▸ **PROBLEM TO WORK ON**: Would you please return the data below verbatim, without its pictures?

EXTRACTED INFORMATION START

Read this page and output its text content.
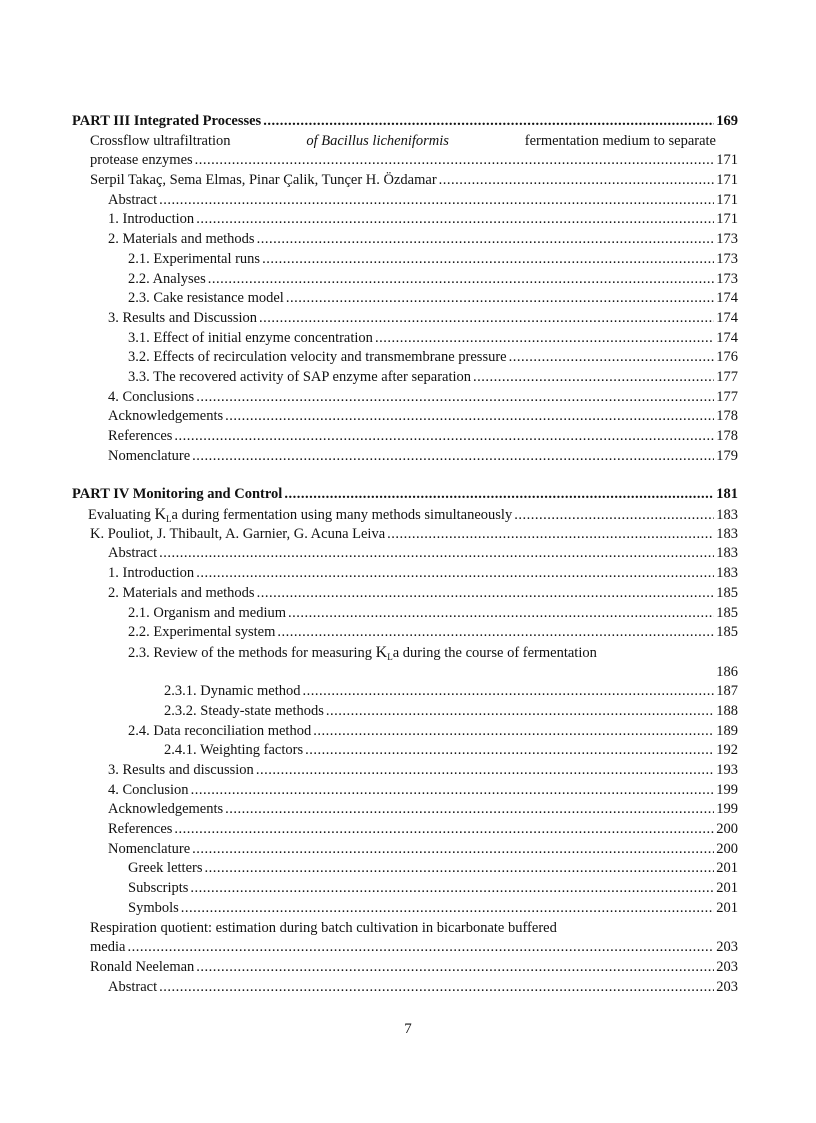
PART III Integrated Processes .....	169
Crossflow ultrafiltration	of Bacillus licheniformis	fermentation medium to separate
protease enzymes .....	171
Serpil Takaç, Sema Elmas, Pinar Çalik, Tunçer H. Özdamar .....	171
Abstract .....	171
1. Introduction .....	171
2. Materials and methods .....	173
2.1. Experimental runs .....	173
2.2. Analyses .....	173
2.3. Cake resistance model .....	174
3. Results and Discussion .....	174
3.1. Effect of initial enzyme concentration .....	174
3.2. Effects of recirculation velocity and transmembrane pressure .....	176
3.3. The recovered activity of SAP enzyme after separation .....	177
4. Conclusions .....	177
Acknowledgements .....	178
References .....	178
Nomenclature .....	179
PART IV Monitoring and Control .....	181
Evaluating $K_La$ during fermentation using many methods simultaneously .....	183
K. Pouliot, J. Thibault, A. Garnier, G. Acuna Leiva .....	183
Abstract .....	183
1. Introduction .....	183
2. Materials and methods .....	185
2.1. Organism and medium .....	185
2.2. Experimental system .....	185
2.3. Review of the methods for measuring $K_La$ during the course of fermentation
186
2.3.1. Dynamic method .....	187
2.3.2. Steady-state methods .....	188
2.4. Data reconciliation method .....	189
2.4.1. Weighting factors .....	192
3. Results and discussion .....	193
4. Conclusion .....	199
Acknowledgements .....	199
References .....	200
Nomenclature .....	200
Greek letters .....	201
Subscripts .....	201
Symbols .....	201
Respiration quotient: estimation during batch cultivation in bicarbonate buffered
media .....	203
Ronald Neeleman .....	203
Abstract .....	203
7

EXTRACTED INFORMATION END

▸ **YOUR RESPONSE**:
Read this page and output its text content.
PART III Integrated Processes .....	169
Crossflow ultrafiltration	of Bacillus licheniformis	fermentation medium to separate
protease enzymes .....	171
Serpil Takaç, Sema Elmas, Pinar Çalik, Tunçer H. Özdamar .....	171
Abstract .....	171
1. Introduction .....	171
2. Materials and methods .....	173
2.1. Experimental runs .....	173
2.2. Analyses .....	173
2.3. Cake resistance model .....	174
3. Results and Discussion .....	174
3.1. Effect of initial enzyme concentration .....	174
3.2. Effects of recirculation velocity and transmembrane pressure .....	176
3.3. The recovered activity of SAP enzyme after separation .....	177
4. Conclusions .....	177
Acknowledgements .....	178
References .....	178
Nomenclature .....	179
PART IV Monitoring and Control .....	181
Evaluating $K_La$ during fermentation using many methods simultaneously .....	183
K. Pouliot, J. Thibault, A. Garnier, G. Acuna Leiva .....	183
Abstract .....	183
1. Introduction .....	183
2. Materials and methods .....	185
2.1. Organism and medium .....	185
2.2. Experimental system .....	185
2.3. Review of the methods for measuring $K_La$ during the course of fermentation
186
2.3.1. Dynamic method .....	187
2.3.2. Steady-state methods .....	188
2.4. Data reconciliation method .....	189
2.4.1. Weighting factors .....	192
3. Results and discussion .....	193
4. Conclusion .....	199
Acknowledgements .....	199
References .....	200
Nomenclature .....	200
Greek letters .....	201
Subscripts .....	201
Symbols .....	201
Respiration quotient: estimation during batch cultivation in bicarbonate buffered
media .....	203
Ronald Neeleman .....	203
Abstract .....	203
7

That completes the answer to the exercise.